**Record extracts:**
• • •

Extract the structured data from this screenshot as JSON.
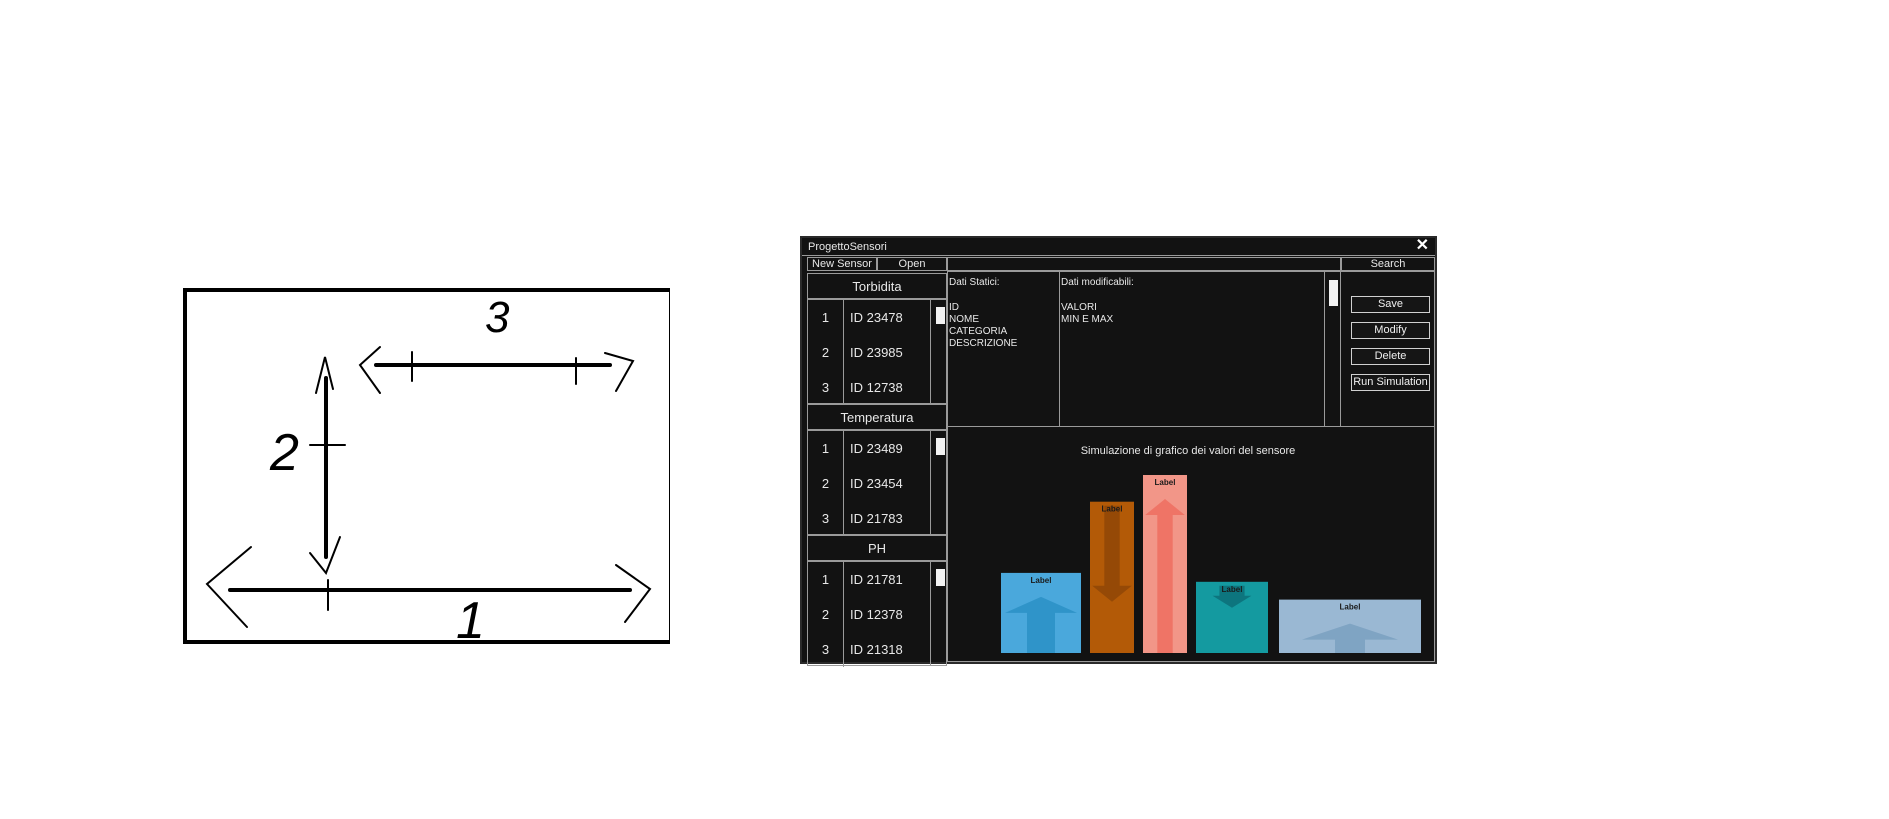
{
  "sketch": {
    "labels": [
      "3",
      "2",
      "1"
    ]
  },
  "app": {
    "title": "ProgettoSensori",
    "menu": {
      "new_sensor": "New Sensor",
      "open": "Open",
      "search": "Search"
    },
    "categories": [
      {
        "name": "Torbidita",
        "rows": [
          {
            "num": "1",
            "id": "ID 23478"
          },
          {
            "num": "2",
            "id": "ID 23985"
          },
          {
            "num": "3",
            "id": "ID 12738"
          }
        ]
      },
      {
        "name": "Temperatura",
        "rows": [
          {
            "num": "1",
            "id": "ID 23489"
          },
          {
            "num": "2",
            "id": "ID 23454"
          },
          {
            "num": "3",
            "id": "ID 21783"
          }
        ]
      },
      {
        "name": "PH",
        "rows": [
          {
            "num": "1",
            "id": "ID 21781"
          },
          {
            "num": "2",
            "id": "ID 12378"
          },
          {
            "num": "3",
            "id": "ID 21318"
          }
        ]
      }
    ],
    "static_data": {
      "heading": "Dati Statici:",
      "lines": [
        "ID",
        "NOME",
        "CATEGORIA",
        "DESCRIZIONE"
      ]
    },
    "editable_data": {
      "heading": "Dati modificabili:",
      "lines": [
        "VALORI",
        "MIN E MAX"
      ]
    },
    "actions": {
      "save": "Save",
      "modify": "Modify",
      "delete": "Delete",
      "run_simulation": "Run Simulation"
    },
    "chart_data": {
      "type": "bar",
      "title": "Simulazione di grafico dei valori del sensore",
      "categories": [
        "Label",
        "Label",
        "Label",
        "Label",
        "Label"
      ],
      "values": [
        45,
        85,
        100,
        40,
        30
      ],
      "colors": [
        "#4aa8dc",
        "#b35a07",
        "#f29688",
        "#149aa0",
        "#9ab8d3"
      ],
      "arrows": [
        "up",
        "down",
        "up",
        "down",
        "up"
      ]
    }
  }
}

• • •

**Given task:**
Pictures are to be left out; repeat all the remaining data exactly.

**Right answer:**
Extract the structured data from this screenshot as JSON.
{
  "sketch": {
    "labels": [
      "3",
      "2",
      "1"
    ]
  },
  "app": {
    "title": "ProgettoSensori",
    "menu": {
      "new_sensor": "New Sensor",
      "open": "Open",
      "search": "Search"
    },
    "categories": [
      {
        "name": "Torbidita",
        "rows": [
          {
            "num": "1",
            "id": "ID 23478"
          },
          {
            "num": "2",
            "id": "ID 23985"
          },
          {
            "num": "3",
            "id": "ID 12738"
          }
        ]
      },
      {
        "name": "Temperatura",
        "rows": [
          {
            "num": "1",
            "id": "ID 23489"
          },
          {
            "num": "2",
            "id": "ID 23454"
          },
          {
            "num": "3",
            "id": "ID 21783"
          }
        ]
      },
      {
        "name": "PH",
        "rows": [
          {
            "num": "1",
            "id": "ID 21781"
          },
          {
            "num": "2",
            "id": "ID 12378"
          },
          {
            "num": "3",
            "id": "ID 21318"
          }
        ]
      }
    ],
    "static_data": {
      "heading": "Dati Statici:",
      "lines": [
        "ID",
        "NOME",
        "CATEGORIA",
        "DESCRIZIONE"
      ]
    },
    "editable_data": {
      "heading": "Dati modificabili:",
      "lines": [
        "VALORI",
        "MIN E MAX"
      ]
    },
    "actions": {
      "save": "Save",
      "modify": "Modify",
      "delete": "Delete",
      "run_simulation": "Run Simulation"
    },
    "chart_data": {
      "type": "bar",
      "title": "Simulazione di grafico dei valori del sensore",
      "categories": [
        "Label",
        "Label",
        "Label",
        "Label",
        "Label"
      ],
      "values": [
        45,
        85,
        100,
        40,
        30
      ],
      "colors": [
        "#4aa8dc",
        "#b35a07",
        "#f29688",
        "#149aa0",
        "#9ab8d3"
      ],
      "arrows": [
        "up",
        "down",
        "up",
        "down",
        "up"
      ]
    }
  }
}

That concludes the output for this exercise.